State how many lines of the entries below hold the word "label"; reply with nothing but the number.

##### Source material

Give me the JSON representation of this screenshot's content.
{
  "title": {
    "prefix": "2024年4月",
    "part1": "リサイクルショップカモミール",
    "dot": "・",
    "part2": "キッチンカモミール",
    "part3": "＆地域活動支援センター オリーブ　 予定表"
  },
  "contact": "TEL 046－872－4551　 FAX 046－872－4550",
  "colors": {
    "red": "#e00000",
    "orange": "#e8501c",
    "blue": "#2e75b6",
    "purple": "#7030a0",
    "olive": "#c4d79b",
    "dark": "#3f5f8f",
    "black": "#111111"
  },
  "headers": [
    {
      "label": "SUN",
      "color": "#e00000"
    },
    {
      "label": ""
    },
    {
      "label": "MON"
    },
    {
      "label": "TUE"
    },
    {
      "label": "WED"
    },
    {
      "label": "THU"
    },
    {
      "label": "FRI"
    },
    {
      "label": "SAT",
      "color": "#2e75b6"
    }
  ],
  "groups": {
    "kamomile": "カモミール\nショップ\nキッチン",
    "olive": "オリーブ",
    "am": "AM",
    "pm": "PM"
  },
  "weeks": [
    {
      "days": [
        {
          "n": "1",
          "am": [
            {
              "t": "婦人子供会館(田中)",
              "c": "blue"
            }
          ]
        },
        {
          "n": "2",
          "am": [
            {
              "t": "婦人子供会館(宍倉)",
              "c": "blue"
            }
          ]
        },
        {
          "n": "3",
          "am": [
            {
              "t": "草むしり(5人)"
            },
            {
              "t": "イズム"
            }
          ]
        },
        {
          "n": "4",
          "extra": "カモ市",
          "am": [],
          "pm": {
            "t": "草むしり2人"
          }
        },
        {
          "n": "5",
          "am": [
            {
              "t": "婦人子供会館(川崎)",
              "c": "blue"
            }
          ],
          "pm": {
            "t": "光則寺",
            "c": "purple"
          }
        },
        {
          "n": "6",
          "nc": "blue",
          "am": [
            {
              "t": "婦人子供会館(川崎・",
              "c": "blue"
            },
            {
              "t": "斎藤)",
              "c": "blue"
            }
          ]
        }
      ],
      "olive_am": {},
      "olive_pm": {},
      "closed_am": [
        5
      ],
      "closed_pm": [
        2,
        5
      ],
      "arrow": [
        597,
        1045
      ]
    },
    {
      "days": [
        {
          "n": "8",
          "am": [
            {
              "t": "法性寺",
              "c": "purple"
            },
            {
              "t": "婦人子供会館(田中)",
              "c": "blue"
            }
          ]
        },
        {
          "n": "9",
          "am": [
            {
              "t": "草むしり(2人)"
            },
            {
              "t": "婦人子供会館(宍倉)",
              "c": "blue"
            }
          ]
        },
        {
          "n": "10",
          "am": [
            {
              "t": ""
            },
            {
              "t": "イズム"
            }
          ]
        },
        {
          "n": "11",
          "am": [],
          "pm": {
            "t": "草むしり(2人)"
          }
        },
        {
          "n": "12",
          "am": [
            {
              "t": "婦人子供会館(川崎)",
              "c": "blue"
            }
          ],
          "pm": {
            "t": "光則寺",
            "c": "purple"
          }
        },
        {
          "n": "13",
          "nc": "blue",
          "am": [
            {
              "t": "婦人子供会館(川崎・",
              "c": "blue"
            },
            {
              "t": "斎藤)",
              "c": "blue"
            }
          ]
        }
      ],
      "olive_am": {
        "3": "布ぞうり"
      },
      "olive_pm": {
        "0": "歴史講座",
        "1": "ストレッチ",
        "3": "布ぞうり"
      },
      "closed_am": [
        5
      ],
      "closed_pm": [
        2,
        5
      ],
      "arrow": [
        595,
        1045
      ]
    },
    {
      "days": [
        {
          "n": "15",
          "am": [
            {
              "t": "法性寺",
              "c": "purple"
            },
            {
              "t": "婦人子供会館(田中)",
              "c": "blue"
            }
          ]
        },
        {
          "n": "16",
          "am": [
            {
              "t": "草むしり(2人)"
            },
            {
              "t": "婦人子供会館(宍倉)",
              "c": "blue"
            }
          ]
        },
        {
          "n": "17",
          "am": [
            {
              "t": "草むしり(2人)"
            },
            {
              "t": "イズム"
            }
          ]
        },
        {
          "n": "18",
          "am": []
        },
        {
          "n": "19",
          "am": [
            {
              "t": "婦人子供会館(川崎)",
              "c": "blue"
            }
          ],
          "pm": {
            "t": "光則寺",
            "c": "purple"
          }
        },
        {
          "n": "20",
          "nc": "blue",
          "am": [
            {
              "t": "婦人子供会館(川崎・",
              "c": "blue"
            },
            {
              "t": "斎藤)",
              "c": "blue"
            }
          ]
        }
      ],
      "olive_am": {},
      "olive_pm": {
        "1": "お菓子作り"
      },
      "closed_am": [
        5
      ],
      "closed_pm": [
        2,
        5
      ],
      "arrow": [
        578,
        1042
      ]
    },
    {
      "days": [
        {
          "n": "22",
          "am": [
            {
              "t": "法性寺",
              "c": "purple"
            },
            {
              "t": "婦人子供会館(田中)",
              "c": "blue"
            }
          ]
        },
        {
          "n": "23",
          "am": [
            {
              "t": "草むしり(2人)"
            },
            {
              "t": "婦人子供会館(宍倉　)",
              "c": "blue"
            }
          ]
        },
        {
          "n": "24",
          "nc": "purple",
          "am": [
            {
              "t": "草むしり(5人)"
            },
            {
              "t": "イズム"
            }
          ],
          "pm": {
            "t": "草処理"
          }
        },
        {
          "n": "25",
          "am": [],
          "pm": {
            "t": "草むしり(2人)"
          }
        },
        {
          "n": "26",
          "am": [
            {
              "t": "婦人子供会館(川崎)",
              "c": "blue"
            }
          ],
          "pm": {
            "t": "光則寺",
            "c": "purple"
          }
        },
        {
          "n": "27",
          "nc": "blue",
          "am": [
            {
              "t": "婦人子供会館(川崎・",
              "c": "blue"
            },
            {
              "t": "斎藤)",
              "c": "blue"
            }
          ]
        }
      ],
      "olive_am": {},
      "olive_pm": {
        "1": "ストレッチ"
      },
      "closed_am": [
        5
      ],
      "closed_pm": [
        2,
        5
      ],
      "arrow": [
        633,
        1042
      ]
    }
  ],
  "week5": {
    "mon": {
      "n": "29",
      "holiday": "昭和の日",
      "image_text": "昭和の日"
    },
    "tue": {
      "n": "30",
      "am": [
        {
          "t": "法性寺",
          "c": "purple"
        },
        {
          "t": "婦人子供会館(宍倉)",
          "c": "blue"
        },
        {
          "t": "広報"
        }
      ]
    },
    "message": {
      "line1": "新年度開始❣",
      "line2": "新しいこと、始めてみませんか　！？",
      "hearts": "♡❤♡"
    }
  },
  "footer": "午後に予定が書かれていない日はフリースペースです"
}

##########

## Reply to the exercise
8